• Exercise brief: Present the following entries again, word for word and in full.

Dataset entries on figures
++++++++

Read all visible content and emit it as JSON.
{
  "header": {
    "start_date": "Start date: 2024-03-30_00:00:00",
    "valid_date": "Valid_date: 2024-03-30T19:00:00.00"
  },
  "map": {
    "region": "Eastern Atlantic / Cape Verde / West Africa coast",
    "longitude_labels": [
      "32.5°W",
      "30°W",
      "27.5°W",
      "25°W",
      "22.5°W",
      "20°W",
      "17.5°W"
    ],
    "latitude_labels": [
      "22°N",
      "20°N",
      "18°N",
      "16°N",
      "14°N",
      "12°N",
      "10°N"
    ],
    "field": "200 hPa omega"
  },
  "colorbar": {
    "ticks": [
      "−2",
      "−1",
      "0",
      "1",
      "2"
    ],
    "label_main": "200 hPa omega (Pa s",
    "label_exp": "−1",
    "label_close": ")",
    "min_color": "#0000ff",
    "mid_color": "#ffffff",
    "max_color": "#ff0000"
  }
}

++++++++

• Worked answer:
Read all visible content and emit it as JSON.
{
  "header": {
    "start_date": "Start date: 2024-03-30_00:00:00",
    "valid_date": "Valid_date: 2024-03-30T19:00:00.00"
  },
  "map": {
    "region": "Eastern Atlantic / Cape Verde / West Africa coast",
    "longitude_labels": [
      "32.5°W",
      "30°W",
      "27.5°W",
      "25°W",
      "22.5°W",
      "20°W",
      "17.5°W"
    ],
    "latitude_labels": [
      "22°N",
      "20°N",
      "18°N",
      "16°N",
      "14°N",
      "12°N",
      "10°N"
    ],
    "field": "200 hPa omega"
  },
  "colorbar": {
    "ticks": [
      "−2",
      "−1",
      "0",
      "1",
      "2"
    ],
    "label_main": "200 hPa omega (Pa s",
    "label_exp": "−1",
    "label_close": ")",
    "min_color": "#0000ff",
    "mid_color": "#ffffff",
    "max_color": "#ff0000"
  }
}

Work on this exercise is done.